## STATED GOAL
Find the lines that hold the word "การแปรร" and return them.

## LISTING
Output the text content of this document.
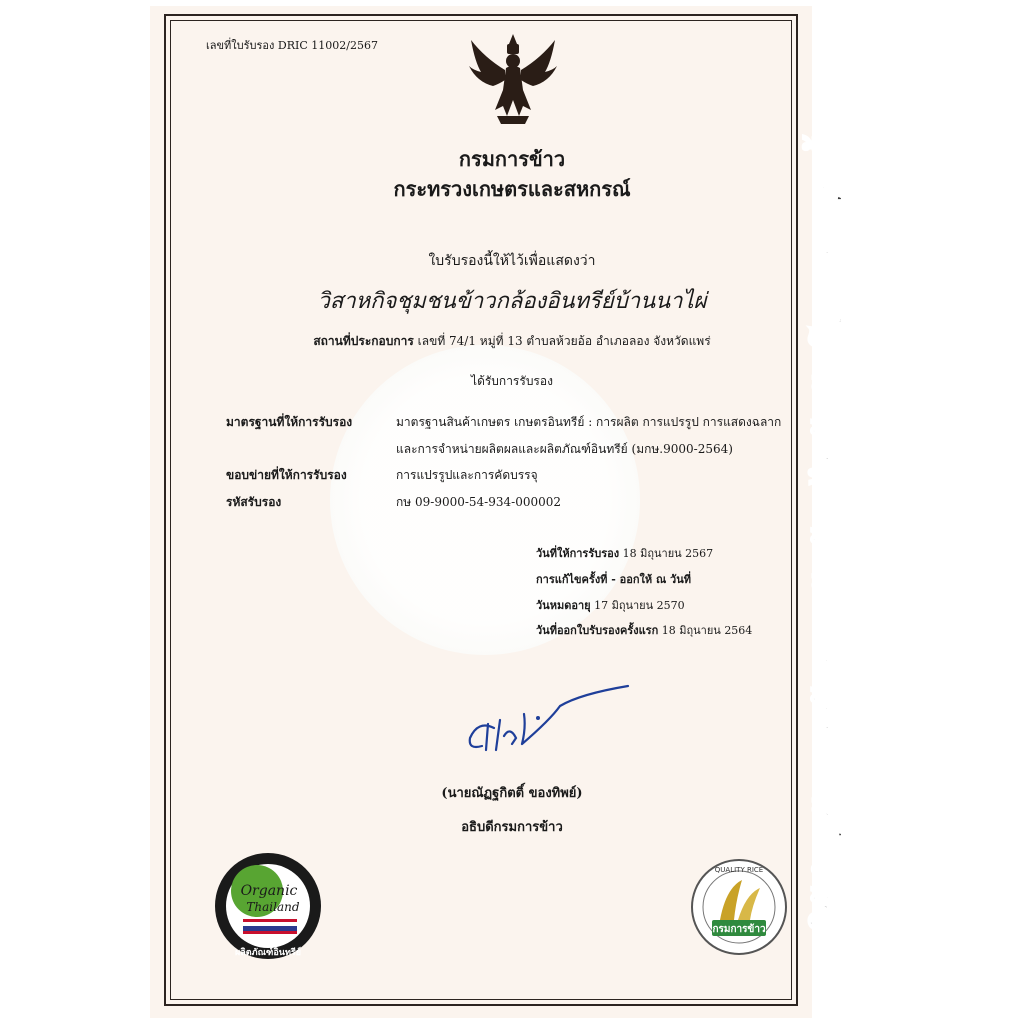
เลขที่ใบรับรอง DRIC 11002/2567
กรมการข้าว
กระทรวงเกษตรและสหกรณ์
ใบรับรองนี้ให้ไว้เพื่อแสดงว่า
วิสาหกิจชุมชนข้าวกล้องอินทรีย์บ้านนาไผ่
สถานที่ประกอบการ เลขที่ 74/1 หมู่ที่ 13 ตำบลห้วยอ้อ อำเภอลอง จังหวัดแพร่
ได้รับการรับรอง
มาตรฐานที่ให้การรับรอง	มาตรฐานสินค้าเกษตร เกษตรอินทรีย์ : การผลิต การแปรรูป การแสดงฉลาก
และการจำหน่ายผลิตผลและผลิตภัณฑ์อินทรีย์ (มกษ.9000-2564)
ขอบข่ายที่ให้การรับรอง	การแปรรูปและการคัดบรรจุ
รหัสรับรอง	กษ 09-9000-54-934-000002
วันที่ให้การรับรอง 18 มิถุนายน 2567
การแก้ไขครั้งที่ - ออกให้ ณ วันที่
วันหมดอายุ 17 มิถุนายน 2570
วันที่ออกใบรับรองครั้งแรก 18 มิถุนายน 2564
(นายณัฏฐกิตติ์ ของทิพย์)
อธิบดีกรมการข้าว
Organic
Thailand
ผลิตภัณฑ์อินทรีย์
QUALITY RICE
กรมการข้าว
ใช้สำหรับการข้อขายกับบ้านไร่ต้นฝันโดยตรงเท่านั้น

## ANSWER TO THE EXERCISE
มาตรฐานที่ให้การรับรอง	มาตรฐานสินค้าเกษตร เกษตรอินทรีย์ : การผลิต การแปรรูป การแสดงฉลาก
ขอบข่ายที่ให้การรับรอง	การแปรรูปและการคัดบรรจุ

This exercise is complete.